▶ [GOAL OF THE EXERCISE]:
Restate the material word for word and leave out anything that is a picture.

▶ [RECORDS PROVIDED]:
◆ ◆ ◆

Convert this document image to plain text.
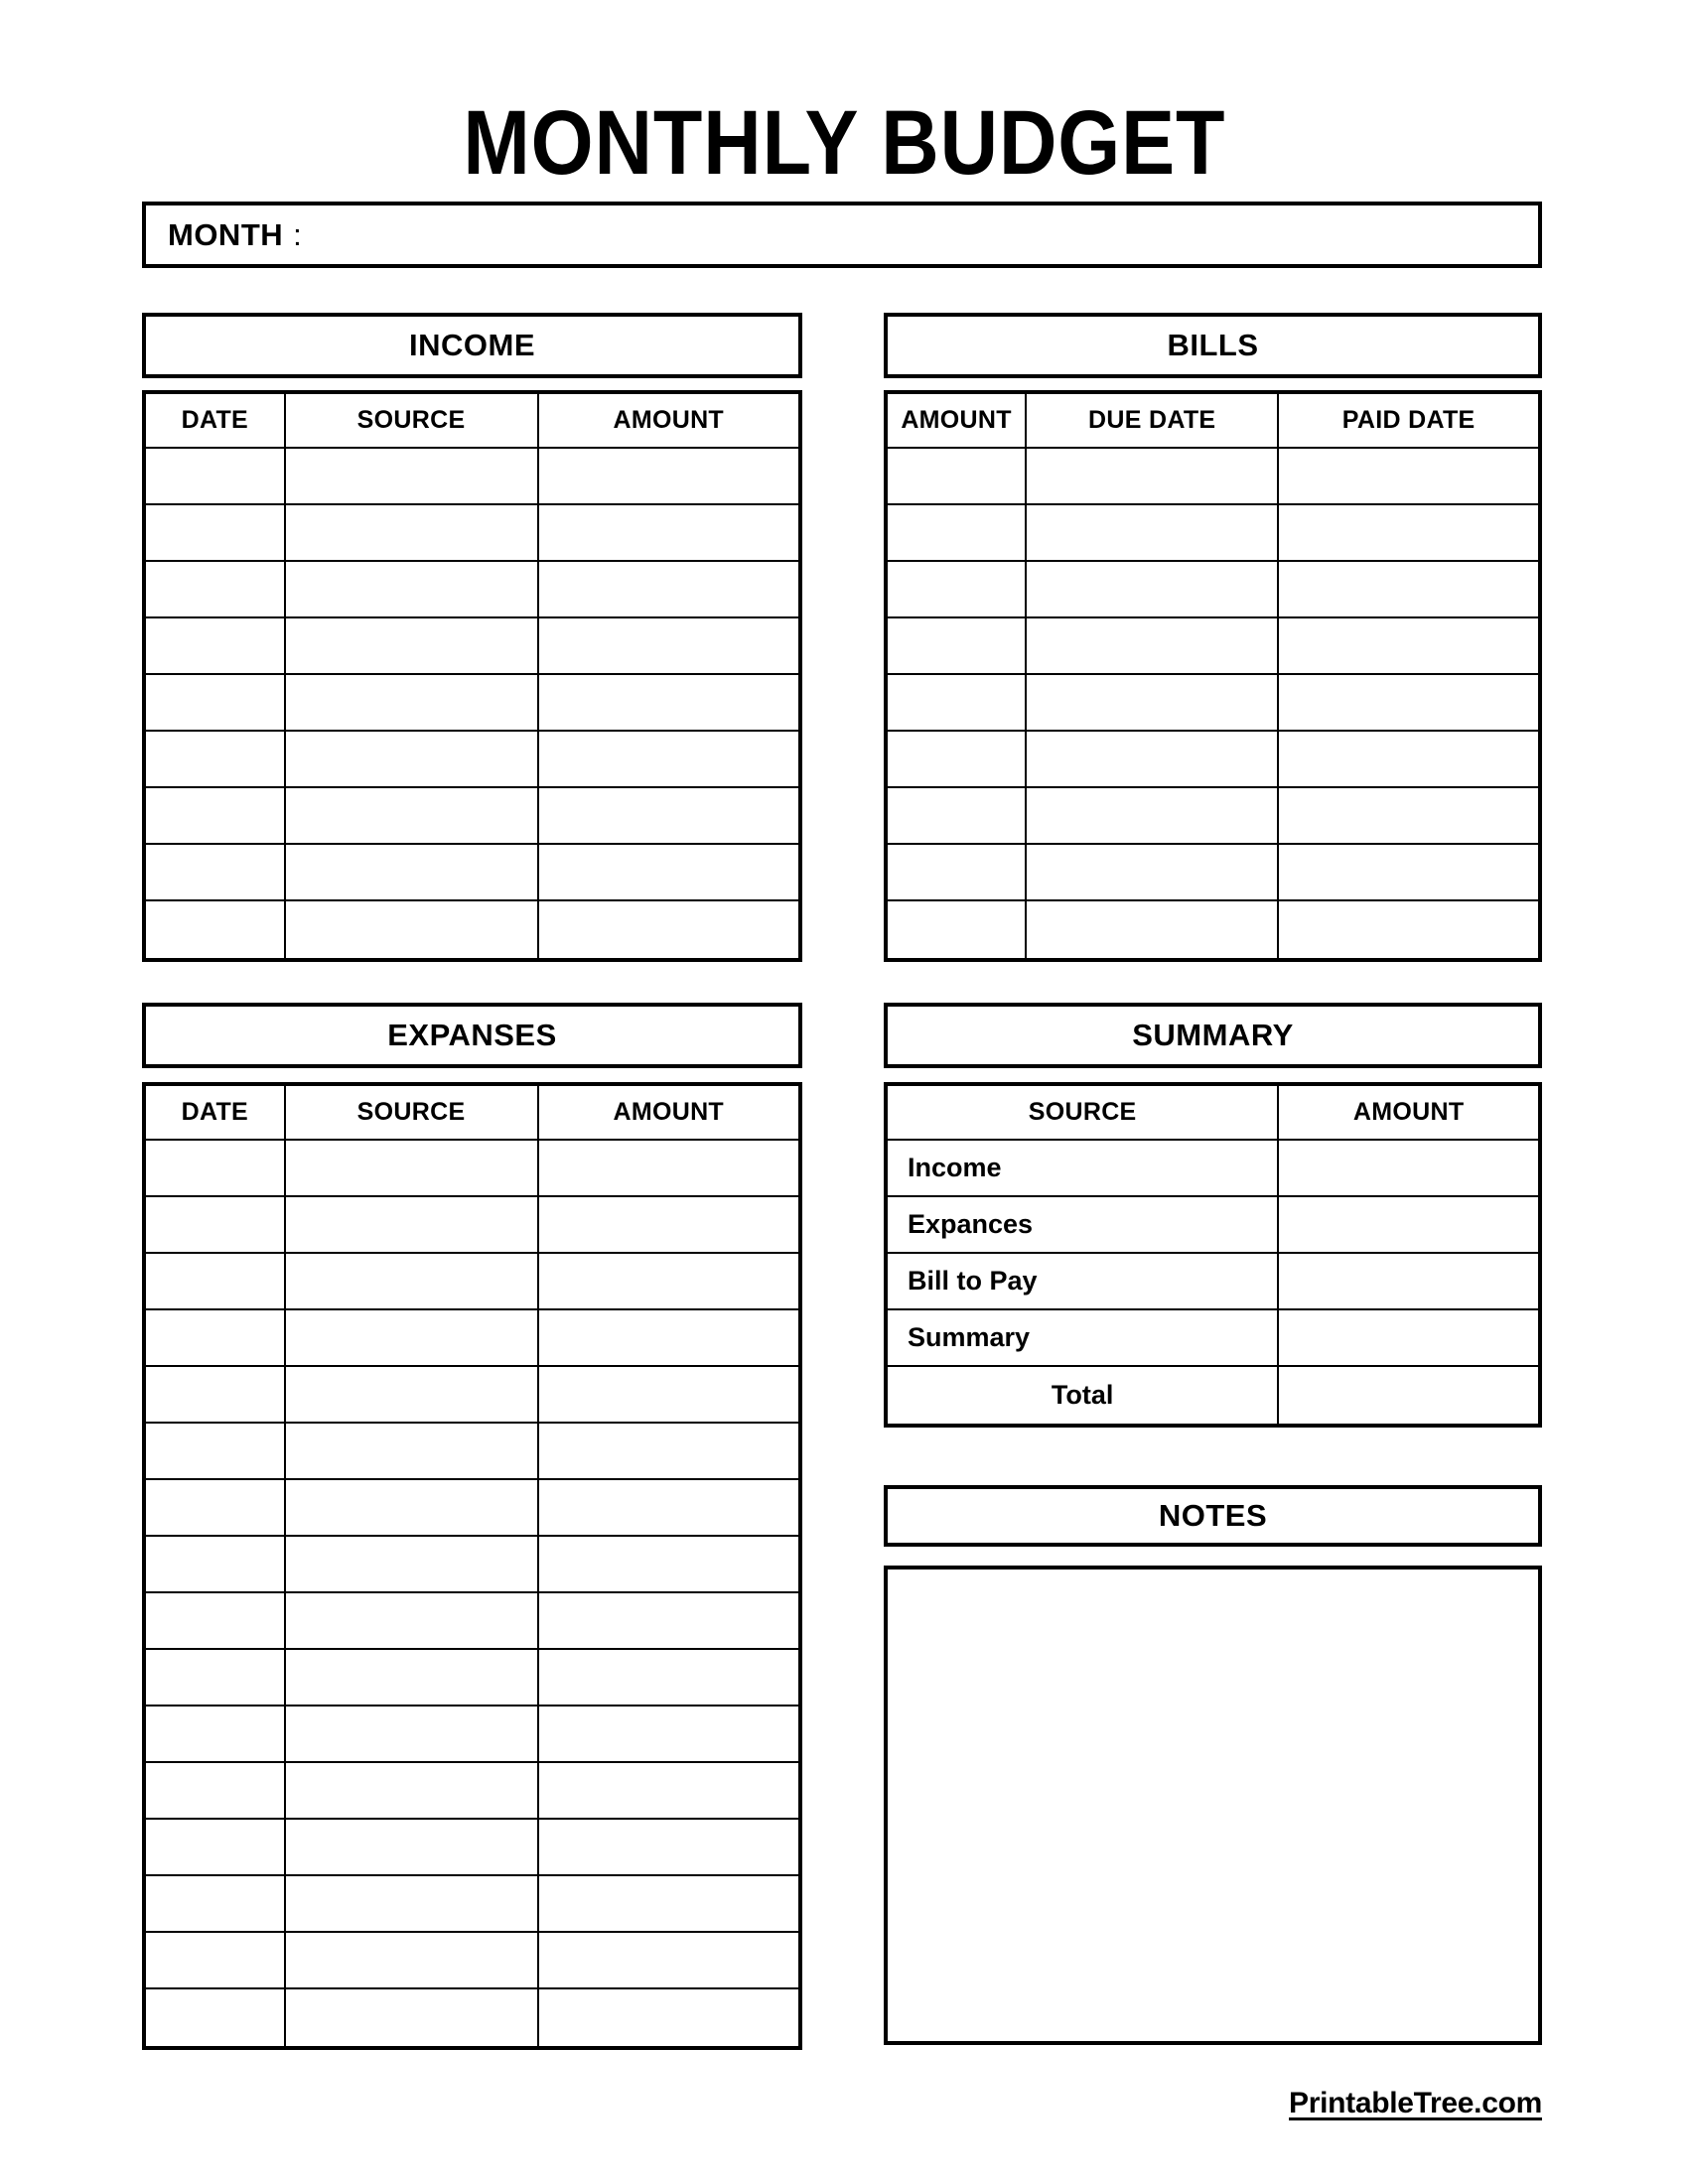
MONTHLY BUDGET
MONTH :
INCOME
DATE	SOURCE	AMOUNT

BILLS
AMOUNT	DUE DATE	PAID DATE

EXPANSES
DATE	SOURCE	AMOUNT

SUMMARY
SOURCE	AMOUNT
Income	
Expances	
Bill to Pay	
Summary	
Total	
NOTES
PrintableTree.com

◆ ◆ ◆

▶ [EXPECTED ANSWER]:
Convert this document image to plain text.
MONTHLY BUDGET
MONTH :
INCOME
DATE	SOURCE	AMOUNT

BILLS
AMOUNT	DUE DATE	PAID DATE

EXPANSES
DATE	SOURCE	AMOUNT

SUMMARY
SOURCE	AMOUNT
Income	
Expances	
Bill to Pay	
Summary	
Total	
NOTES
PrintableTree.com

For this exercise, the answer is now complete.